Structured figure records
begin
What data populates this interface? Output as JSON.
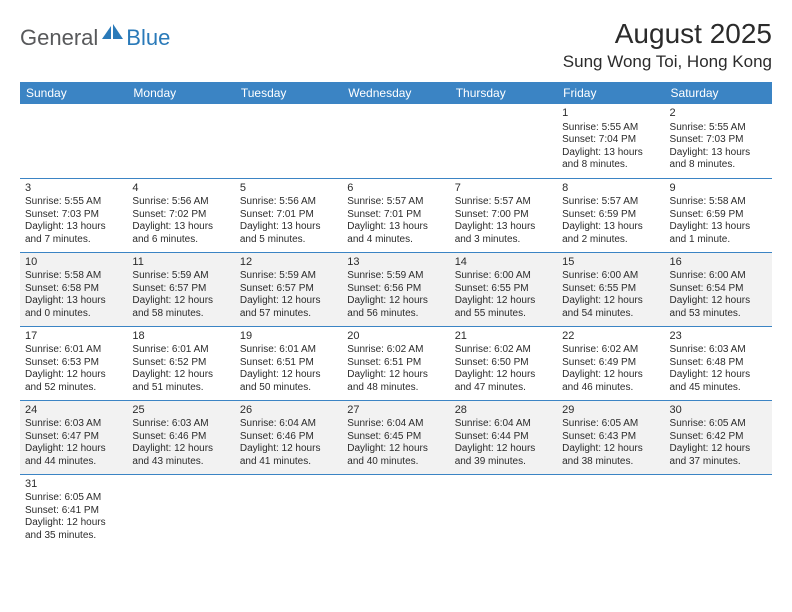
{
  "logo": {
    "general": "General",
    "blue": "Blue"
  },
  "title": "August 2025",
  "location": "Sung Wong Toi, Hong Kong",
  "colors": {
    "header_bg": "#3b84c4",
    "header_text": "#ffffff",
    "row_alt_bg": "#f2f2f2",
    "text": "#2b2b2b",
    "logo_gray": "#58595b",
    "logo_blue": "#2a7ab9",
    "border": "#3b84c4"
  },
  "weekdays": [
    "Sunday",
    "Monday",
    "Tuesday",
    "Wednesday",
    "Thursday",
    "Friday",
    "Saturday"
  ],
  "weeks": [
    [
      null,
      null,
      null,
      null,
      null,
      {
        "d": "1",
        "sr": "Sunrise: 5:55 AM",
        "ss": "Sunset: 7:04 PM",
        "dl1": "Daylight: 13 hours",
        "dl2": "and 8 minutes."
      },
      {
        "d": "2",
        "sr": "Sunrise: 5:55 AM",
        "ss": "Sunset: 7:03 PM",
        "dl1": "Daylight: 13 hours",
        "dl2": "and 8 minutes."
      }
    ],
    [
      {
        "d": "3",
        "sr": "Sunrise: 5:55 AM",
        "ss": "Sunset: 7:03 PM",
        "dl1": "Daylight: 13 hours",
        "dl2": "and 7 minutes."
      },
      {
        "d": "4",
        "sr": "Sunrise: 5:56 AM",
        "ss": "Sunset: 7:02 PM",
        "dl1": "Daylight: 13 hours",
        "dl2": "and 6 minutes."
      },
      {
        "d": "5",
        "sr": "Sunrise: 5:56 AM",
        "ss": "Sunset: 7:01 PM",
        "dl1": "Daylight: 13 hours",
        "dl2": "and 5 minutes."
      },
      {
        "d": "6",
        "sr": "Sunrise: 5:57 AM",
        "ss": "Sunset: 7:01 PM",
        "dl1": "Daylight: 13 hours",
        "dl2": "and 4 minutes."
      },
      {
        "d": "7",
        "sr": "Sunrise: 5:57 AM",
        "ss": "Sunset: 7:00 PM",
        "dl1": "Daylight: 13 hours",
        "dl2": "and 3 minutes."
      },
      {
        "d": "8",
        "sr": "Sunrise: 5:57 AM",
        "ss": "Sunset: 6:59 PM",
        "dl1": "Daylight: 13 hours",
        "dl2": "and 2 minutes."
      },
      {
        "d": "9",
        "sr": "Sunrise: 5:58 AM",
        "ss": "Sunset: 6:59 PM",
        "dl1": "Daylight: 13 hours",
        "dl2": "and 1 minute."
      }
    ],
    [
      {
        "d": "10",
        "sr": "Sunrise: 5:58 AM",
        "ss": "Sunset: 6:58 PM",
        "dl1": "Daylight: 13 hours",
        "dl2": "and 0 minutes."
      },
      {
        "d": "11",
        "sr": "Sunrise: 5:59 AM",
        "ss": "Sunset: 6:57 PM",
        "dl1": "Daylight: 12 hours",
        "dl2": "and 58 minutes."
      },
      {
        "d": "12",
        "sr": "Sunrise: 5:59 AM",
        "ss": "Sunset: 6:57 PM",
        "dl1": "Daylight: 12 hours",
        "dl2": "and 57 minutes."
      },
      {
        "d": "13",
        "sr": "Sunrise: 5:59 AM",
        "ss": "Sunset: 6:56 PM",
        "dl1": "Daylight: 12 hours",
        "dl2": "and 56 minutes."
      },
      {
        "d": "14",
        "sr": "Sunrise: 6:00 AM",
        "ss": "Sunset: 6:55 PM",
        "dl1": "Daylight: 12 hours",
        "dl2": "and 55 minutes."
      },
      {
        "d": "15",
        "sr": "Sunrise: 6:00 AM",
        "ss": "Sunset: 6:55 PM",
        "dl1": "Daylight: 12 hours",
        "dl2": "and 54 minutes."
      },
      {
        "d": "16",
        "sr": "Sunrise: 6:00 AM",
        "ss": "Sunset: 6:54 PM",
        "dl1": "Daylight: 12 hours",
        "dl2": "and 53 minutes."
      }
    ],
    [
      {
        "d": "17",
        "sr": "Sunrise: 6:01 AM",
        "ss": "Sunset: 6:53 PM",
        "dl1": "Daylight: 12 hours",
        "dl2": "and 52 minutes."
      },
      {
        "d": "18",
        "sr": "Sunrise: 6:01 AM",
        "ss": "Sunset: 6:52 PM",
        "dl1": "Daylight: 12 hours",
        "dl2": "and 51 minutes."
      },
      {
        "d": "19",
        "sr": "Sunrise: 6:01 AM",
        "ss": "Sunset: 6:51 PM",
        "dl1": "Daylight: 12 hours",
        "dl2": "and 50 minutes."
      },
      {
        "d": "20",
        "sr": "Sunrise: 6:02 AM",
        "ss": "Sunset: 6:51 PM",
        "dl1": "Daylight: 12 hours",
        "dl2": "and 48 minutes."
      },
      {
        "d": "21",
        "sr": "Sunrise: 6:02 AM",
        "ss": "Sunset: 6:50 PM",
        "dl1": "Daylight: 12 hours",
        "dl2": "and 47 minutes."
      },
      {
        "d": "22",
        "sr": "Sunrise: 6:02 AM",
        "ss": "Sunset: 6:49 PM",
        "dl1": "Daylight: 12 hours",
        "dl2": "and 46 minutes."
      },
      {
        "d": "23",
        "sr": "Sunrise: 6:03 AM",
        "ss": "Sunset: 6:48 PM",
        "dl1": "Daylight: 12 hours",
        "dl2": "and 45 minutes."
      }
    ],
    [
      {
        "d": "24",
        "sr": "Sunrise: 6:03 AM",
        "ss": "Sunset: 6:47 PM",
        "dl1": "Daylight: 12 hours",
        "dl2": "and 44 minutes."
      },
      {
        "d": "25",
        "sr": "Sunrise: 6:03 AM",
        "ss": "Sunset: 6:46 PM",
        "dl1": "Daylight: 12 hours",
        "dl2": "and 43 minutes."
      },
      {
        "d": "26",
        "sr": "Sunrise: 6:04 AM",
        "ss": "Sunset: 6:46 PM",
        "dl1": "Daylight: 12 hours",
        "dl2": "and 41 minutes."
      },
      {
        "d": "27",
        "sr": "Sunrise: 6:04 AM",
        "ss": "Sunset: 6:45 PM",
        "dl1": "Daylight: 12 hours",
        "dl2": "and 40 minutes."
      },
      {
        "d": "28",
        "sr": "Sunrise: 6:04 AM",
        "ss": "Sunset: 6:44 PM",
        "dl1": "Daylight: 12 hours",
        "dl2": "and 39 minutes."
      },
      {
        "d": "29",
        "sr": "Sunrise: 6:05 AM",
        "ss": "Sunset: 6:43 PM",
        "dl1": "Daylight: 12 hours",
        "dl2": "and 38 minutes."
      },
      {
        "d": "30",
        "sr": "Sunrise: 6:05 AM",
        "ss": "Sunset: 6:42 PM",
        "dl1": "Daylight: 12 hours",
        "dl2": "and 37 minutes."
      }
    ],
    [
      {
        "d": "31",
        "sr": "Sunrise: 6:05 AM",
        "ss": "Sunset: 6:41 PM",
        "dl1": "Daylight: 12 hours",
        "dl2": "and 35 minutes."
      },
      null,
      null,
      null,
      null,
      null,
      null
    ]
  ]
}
end
Write out each entry exactly as given, omitting any picture.

What data populates this interface? Output as JSON.
{
  "logo": {
    "general": "General",
    "blue": "Blue"
  },
  "title": "August 2025",
  "location": "Sung Wong Toi, Hong Kong",
  "colors": {
    "header_bg": "#3b84c4",
    "header_text": "#ffffff",
    "row_alt_bg": "#f2f2f2",
    "text": "#2b2b2b",
    "logo_gray": "#58595b",
    "logo_blue": "#2a7ab9",
    "border": "#3b84c4"
  },
  "weekdays": [
    "Sunday",
    "Monday",
    "Tuesday",
    "Wednesday",
    "Thursday",
    "Friday",
    "Saturday"
  ],
  "weeks": [
    [
      null,
      null,
      null,
      null,
      null,
      {
        "d": "1",
        "sr": "Sunrise: 5:55 AM",
        "ss": "Sunset: 7:04 PM",
        "dl1": "Daylight: 13 hours",
        "dl2": "and 8 minutes."
      },
      {
        "d": "2",
        "sr": "Sunrise: 5:55 AM",
        "ss": "Sunset: 7:03 PM",
        "dl1": "Daylight: 13 hours",
        "dl2": "and 8 minutes."
      }
    ],
    [
      {
        "d": "3",
        "sr": "Sunrise: 5:55 AM",
        "ss": "Sunset: 7:03 PM",
        "dl1": "Daylight: 13 hours",
        "dl2": "and 7 minutes."
      },
      {
        "d": "4",
        "sr": "Sunrise: 5:56 AM",
        "ss": "Sunset: 7:02 PM",
        "dl1": "Daylight: 13 hours",
        "dl2": "and 6 minutes."
      },
      {
        "d": "5",
        "sr": "Sunrise: 5:56 AM",
        "ss": "Sunset: 7:01 PM",
        "dl1": "Daylight: 13 hours",
        "dl2": "and 5 minutes."
      },
      {
        "d": "6",
        "sr": "Sunrise: 5:57 AM",
        "ss": "Sunset: 7:01 PM",
        "dl1": "Daylight: 13 hours",
        "dl2": "and 4 minutes."
      },
      {
        "d": "7",
        "sr": "Sunrise: 5:57 AM",
        "ss": "Sunset: 7:00 PM",
        "dl1": "Daylight: 13 hours",
        "dl2": "and 3 minutes."
      },
      {
        "d": "8",
        "sr": "Sunrise: 5:57 AM",
        "ss": "Sunset: 6:59 PM",
        "dl1": "Daylight: 13 hours",
        "dl2": "and 2 minutes."
      },
      {
        "d": "9",
        "sr": "Sunrise: 5:58 AM",
        "ss": "Sunset: 6:59 PM",
        "dl1": "Daylight: 13 hours",
        "dl2": "and 1 minute."
      }
    ],
    [
      {
        "d": "10",
        "sr": "Sunrise: 5:58 AM",
        "ss": "Sunset: 6:58 PM",
        "dl1": "Daylight: 13 hours",
        "dl2": "and 0 minutes."
      },
      {
        "d": "11",
        "sr": "Sunrise: 5:59 AM",
        "ss": "Sunset: 6:57 PM",
        "dl1": "Daylight: 12 hours",
        "dl2": "and 58 minutes."
      },
      {
        "d": "12",
        "sr": "Sunrise: 5:59 AM",
        "ss": "Sunset: 6:57 PM",
        "dl1": "Daylight: 12 hours",
        "dl2": "and 57 minutes."
      },
      {
        "d": "13",
        "sr": "Sunrise: 5:59 AM",
        "ss": "Sunset: 6:56 PM",
        "dl1": "Daylight: 12 hours",
        "dl2": "and 56 minutes."
      },
      {
        "d": "14",
        "sr": "Sunrise: 6:00 AM",
        "ss": "Sunset: 6:55 PM",
        "dl1": "Daylight: 12 hours",
        "dl2": "and 55 minutes."
      },
      {
        "d": "15",
        "sr": "Sunrise: 6:00 AM",
        "ss": "Sunset: 6:55 PM",
        "dl1": "Daylight: 12 hours",
        "dl2": "and 54 minutes."
      },
      {
        "d": "16",
        "sr": "Sunrise: 6:00 AM",
        "ss": "Sunset: 6:54 PM",
        "dl1": "Daylight: 12 hours",
        "dl2": "and 53 minutes."
      }
    ],
    [
      {
        "d": "17",
        "sr": "Sunrise: 6:01 AM",
        "ss": "Sunset: 6:53 PM",
        "dl1": "Daylight: 12 hours",
        "dl2": "and 52 minutes."
      },
      {
        "d": "18",
        "sr": "Sunrise: 6:01 AM",
        "ss": "Sunset: 6:52 PM",
        "dl1": "Daylight: 12 hours",
        "dl2": "and 51 minutes."
      },
      {
        "d": "19",
        "sr": "Sunrise: 6:01 AM",
        "ss": "Sunset: 6:51 PM",
        "dl1": "Daylight: 12 hours",
        "dl2": "and 50 minutes."
      },
      {
        "d": "20",
        "sr": "Sunrise: 6:02 AM",
        "ss": "Sunset: 6:51 PM",
        "dl1": "Daylight: 12 hours",
        "dl2": "and 48 minutes."
      },
      {
        "d": "21",
        "sr": "Sunrise: 6:02 AM",
        "ss": "Sunset: 6:50 PM",
        "dl1": "Daylight: 12 hours",
        "dl2": "and 47 minutes."
      },
      {
        "d": "22",
        "sr": "Sunrise: 6:02 AM",
        "ss": "Sunset: 6:49 PM",
        "dl1": "Daylight: 12 hours",
        "dl2": "and 46 minutes."
      },
      {
        "d": "23",
        "sr": "Sunrise: 6:03 AM",
        "ss": "Sunset: 6:48 PM",
        "dl1": "Daylight: 12 hours",
        "dl2": "and 45 minutes."
      }
    ],
    [
      {
        "d": "24",
        "sr": "Sunrise: 6:03 AM",
        "ss": "Sunset: 6:47 PM",
        "dl1": "Daylight: 12 hours",
        "dl2": "and 44 minutes."
      },
      {
        "d": "25",
        "sr": "Sunrise: 6:03 AM",
        "ss": "Sunset: 6:46 PM",
        "dl1": "Daylight: 12 hours",
        "dl2": "and 43 minutes."
      },
      {
        "d": "26",
        "sr": "Sunrise: 6:04 AM",
        "ss": "Sunset: 6:46 PM",
        "dl1": "Daylight: 12 hours",
        "dl2": "and 41 minutes."
      },
      {
        "d": "27",
        "sr": "Sunrise: 6:04 AM",
        "ss": "Sunset: 6:45 PM",
        "dl1": "Daylight: 12 hours",
        "dl2": "and 40 minutes."
      },
      {
        "d": "28",
        "sr": "Sunrise: 6:04 AM",
        "ss": "Sunset: 6:44 PM",
        "dl1": "Daylight: 12 hours",
        "dl2": "and 39 minutes."
      },
      {
        "d": "29",
        "sr": "Sunrise: 6:05 AM",
        "ss": "Sunset: 6:43 PM",
        "dl1": "Daylight: 12 hours",
        "dl2": "and 38 minutes."
      },
      {
        "d": "30",
        "sr": "Sunrise: 6:05 AM",
        "ss": "Sunset: 6:42 PM",
        "dl1": "Daylight: 12 hours",
        "dl2": "and 37 minutes."
      }
    ],
    [
      {
        "d": "31",
        "sr": "Sunrise: 6:05 AM",
        "ss": "Sunset: 6:41 PM",
        "dl1": "Daylight: 12 hours",
        "dl2": "and 35 minutes."
      },
      null,
      null,
      null,
      null,
      null,
      null
    ]
  ]
}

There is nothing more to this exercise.